Exercise: Copy each line where the word "cannot" occurs.

(Collected data)
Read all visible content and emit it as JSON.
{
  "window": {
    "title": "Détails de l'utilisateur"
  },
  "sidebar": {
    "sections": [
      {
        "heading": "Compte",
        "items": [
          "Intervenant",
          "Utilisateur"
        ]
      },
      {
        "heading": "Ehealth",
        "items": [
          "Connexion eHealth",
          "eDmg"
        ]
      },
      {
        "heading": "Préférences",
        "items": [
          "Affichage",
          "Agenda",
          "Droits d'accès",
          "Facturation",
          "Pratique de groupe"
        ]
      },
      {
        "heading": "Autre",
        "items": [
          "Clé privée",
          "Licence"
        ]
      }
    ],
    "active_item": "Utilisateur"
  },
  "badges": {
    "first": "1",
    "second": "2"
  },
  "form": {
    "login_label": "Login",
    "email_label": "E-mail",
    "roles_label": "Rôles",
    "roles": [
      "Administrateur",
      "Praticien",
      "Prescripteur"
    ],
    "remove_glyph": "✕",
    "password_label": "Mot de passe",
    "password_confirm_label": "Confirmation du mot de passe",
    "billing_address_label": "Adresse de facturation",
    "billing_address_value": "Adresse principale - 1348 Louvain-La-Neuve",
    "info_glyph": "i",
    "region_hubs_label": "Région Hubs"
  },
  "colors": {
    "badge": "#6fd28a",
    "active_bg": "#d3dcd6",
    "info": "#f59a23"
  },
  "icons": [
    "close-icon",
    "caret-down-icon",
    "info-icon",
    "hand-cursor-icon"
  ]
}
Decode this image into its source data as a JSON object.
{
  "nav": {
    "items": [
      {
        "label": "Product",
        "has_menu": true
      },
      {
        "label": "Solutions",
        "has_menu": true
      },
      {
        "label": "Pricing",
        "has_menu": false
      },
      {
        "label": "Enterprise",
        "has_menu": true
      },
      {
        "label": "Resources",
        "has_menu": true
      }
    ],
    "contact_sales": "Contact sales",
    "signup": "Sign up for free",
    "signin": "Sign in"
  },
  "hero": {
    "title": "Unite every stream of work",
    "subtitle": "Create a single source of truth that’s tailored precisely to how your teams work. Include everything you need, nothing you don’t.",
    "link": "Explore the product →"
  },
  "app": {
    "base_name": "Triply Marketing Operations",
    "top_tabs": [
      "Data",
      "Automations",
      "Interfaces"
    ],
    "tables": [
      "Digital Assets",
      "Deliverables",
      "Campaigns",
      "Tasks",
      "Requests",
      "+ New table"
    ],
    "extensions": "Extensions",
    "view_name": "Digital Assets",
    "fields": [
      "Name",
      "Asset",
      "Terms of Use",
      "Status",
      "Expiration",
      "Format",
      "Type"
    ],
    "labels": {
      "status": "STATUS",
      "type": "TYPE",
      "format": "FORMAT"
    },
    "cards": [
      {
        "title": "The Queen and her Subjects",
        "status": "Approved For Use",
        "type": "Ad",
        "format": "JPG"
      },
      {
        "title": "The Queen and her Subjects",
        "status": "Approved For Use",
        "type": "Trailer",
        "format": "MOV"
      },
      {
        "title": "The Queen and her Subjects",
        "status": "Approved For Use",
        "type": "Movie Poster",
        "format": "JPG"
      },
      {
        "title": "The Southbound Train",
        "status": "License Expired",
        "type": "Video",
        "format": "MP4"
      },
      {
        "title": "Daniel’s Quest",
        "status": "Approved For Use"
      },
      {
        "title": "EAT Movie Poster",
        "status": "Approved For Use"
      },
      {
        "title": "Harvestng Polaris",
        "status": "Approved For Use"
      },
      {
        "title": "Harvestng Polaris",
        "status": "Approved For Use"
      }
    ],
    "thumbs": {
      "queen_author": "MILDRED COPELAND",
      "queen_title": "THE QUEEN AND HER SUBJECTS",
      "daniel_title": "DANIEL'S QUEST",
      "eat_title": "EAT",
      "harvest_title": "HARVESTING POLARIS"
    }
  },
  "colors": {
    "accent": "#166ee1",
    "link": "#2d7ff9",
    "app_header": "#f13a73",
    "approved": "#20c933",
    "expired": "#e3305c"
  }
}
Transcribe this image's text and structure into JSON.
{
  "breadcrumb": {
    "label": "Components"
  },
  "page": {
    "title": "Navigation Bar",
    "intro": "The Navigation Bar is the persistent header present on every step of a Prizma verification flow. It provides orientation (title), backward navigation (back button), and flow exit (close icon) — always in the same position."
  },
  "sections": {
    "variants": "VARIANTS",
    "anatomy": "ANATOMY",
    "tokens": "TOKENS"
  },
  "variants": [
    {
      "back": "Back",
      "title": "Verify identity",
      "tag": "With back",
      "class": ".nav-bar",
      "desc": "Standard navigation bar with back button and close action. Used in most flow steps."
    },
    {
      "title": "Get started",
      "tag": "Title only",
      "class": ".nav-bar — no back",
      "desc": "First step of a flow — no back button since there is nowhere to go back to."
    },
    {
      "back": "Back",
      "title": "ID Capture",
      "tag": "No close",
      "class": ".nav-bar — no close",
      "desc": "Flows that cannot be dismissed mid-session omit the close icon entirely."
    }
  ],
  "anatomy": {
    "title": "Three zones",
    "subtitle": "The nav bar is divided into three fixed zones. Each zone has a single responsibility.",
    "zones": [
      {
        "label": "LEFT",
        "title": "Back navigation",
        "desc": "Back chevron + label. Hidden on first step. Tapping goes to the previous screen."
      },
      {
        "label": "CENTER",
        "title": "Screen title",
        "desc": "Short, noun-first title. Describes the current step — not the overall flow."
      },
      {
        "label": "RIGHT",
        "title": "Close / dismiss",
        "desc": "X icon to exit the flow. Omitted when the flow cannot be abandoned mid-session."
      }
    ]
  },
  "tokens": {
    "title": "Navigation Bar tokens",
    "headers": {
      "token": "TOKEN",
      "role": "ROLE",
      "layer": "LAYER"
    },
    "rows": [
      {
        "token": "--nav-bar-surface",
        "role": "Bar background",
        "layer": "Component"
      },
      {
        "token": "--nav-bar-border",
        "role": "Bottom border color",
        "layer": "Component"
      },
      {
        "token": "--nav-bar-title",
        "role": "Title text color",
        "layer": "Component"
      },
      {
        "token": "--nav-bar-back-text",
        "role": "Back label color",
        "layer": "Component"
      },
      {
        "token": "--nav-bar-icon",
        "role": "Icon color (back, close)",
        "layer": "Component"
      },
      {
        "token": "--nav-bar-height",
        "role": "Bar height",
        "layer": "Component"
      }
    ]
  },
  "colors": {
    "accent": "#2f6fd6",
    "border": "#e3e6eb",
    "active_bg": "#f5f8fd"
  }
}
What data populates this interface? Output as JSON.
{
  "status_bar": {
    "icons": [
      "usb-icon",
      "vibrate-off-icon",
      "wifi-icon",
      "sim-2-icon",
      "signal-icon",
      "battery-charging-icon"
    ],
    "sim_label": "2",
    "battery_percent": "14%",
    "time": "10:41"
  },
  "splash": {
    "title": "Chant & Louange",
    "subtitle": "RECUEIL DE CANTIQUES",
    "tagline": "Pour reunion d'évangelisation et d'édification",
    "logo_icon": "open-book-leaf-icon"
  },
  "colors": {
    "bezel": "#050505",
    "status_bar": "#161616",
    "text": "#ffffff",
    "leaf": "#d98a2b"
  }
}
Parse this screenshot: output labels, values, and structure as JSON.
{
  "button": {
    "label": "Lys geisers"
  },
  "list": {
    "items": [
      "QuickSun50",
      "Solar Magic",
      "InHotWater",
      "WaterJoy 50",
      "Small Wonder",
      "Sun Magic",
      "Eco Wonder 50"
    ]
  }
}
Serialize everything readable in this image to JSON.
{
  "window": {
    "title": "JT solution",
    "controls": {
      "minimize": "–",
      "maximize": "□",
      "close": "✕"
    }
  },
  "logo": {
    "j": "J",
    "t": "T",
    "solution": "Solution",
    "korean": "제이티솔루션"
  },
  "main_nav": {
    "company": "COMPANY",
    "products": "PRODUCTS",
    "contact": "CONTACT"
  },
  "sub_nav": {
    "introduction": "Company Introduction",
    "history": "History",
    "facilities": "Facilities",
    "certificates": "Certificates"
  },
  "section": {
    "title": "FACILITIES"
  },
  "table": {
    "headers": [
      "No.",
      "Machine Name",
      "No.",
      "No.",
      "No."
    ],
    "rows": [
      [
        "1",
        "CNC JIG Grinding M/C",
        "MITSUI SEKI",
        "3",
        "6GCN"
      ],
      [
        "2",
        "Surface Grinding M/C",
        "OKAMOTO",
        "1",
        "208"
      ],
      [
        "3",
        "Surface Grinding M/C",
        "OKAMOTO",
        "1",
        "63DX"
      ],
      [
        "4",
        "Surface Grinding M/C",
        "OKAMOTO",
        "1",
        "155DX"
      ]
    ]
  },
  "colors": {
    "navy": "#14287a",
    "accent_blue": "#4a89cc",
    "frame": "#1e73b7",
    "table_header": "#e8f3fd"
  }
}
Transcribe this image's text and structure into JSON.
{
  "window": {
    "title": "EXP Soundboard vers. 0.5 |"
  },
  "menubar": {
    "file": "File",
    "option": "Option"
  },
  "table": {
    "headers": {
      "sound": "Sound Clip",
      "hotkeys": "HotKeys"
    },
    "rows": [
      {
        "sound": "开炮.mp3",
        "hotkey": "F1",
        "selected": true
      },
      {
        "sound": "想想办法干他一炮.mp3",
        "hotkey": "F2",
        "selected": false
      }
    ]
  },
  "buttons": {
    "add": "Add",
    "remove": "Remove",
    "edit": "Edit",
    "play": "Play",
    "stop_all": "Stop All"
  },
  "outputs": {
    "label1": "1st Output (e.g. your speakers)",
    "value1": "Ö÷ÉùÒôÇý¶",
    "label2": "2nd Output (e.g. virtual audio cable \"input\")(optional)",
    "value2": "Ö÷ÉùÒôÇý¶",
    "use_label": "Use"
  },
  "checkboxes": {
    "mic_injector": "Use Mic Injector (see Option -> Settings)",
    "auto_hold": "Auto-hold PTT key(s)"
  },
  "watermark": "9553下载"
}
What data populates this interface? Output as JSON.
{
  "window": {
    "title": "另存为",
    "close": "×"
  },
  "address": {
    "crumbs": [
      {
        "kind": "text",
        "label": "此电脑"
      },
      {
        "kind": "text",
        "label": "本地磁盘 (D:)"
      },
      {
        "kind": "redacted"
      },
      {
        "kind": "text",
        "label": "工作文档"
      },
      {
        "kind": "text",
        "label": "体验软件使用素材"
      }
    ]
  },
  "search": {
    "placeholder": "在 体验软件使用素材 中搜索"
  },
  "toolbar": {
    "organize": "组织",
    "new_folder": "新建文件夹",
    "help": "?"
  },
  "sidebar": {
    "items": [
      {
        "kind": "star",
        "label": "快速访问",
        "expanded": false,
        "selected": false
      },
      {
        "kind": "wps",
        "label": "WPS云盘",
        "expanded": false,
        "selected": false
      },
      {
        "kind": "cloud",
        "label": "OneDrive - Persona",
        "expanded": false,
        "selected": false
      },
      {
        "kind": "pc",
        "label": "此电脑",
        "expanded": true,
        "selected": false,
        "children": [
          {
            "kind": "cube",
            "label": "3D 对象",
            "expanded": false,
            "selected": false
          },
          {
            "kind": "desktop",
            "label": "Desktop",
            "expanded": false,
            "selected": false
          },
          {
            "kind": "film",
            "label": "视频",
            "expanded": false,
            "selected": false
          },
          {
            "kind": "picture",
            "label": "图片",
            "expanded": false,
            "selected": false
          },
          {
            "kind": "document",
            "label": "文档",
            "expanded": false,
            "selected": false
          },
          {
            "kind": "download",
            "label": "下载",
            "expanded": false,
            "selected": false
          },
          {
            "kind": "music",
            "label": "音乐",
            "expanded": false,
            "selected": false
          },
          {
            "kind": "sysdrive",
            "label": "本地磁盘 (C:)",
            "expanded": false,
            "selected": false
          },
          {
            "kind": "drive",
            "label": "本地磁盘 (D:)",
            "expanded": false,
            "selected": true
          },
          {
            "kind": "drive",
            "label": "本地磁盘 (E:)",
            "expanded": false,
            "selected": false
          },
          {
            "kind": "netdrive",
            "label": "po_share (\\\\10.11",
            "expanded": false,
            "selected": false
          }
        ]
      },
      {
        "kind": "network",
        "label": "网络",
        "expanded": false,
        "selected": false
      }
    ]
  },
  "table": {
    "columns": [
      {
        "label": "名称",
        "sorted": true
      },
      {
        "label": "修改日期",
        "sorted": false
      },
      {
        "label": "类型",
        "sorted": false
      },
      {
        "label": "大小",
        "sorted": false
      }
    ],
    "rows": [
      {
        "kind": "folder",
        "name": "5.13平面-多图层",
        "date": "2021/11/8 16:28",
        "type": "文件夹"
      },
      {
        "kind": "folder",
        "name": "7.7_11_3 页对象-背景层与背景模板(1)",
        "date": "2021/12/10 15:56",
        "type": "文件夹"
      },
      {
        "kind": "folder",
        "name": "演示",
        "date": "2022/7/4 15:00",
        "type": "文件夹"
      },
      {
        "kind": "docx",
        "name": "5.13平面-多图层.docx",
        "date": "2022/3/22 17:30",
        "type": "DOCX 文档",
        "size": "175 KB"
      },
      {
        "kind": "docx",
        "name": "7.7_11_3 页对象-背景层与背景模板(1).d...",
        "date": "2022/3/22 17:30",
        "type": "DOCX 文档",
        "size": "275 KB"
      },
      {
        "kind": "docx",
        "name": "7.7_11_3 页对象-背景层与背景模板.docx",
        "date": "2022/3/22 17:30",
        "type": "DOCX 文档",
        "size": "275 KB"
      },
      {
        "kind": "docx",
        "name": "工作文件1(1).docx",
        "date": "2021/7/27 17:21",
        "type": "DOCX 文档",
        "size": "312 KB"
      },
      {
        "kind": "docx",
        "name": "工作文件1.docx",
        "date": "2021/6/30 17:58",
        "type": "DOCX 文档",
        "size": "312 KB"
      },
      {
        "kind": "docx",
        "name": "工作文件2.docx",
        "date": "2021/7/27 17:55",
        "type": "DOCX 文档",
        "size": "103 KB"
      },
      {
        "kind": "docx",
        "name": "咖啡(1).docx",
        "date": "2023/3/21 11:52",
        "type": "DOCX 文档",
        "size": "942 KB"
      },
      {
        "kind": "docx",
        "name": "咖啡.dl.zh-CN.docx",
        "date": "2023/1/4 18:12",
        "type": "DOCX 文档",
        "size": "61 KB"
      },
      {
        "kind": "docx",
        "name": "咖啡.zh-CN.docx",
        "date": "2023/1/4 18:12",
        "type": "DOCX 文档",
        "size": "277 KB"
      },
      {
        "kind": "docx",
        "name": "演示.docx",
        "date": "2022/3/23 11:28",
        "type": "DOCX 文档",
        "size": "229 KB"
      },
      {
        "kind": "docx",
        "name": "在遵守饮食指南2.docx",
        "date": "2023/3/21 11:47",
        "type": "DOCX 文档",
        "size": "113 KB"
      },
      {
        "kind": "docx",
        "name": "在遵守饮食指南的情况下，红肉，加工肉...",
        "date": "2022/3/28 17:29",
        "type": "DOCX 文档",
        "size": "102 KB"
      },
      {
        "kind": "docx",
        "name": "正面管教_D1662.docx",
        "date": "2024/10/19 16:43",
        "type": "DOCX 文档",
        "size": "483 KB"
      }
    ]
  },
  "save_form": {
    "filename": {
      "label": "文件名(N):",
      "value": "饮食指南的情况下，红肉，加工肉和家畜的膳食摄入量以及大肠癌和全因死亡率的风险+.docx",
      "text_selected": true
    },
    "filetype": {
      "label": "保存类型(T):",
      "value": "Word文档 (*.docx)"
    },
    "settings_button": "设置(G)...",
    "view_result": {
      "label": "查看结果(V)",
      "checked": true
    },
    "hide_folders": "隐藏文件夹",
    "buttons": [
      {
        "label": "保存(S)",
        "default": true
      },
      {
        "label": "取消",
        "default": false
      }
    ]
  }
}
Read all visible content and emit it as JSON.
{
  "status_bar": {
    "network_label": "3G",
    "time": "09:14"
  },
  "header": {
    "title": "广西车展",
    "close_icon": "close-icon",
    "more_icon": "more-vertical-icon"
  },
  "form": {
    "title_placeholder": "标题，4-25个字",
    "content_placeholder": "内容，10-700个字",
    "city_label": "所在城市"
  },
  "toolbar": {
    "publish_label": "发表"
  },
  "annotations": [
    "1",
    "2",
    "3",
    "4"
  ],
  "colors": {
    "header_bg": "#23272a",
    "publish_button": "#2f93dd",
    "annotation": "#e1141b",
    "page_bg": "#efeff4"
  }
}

Exercise response:
      "desc": "Flows that cannot be dismissed mid-session omit the close icon entirely."
        "desc": "X icon to exit the flow. Omitted when the flow cannot be abandoned mid-session."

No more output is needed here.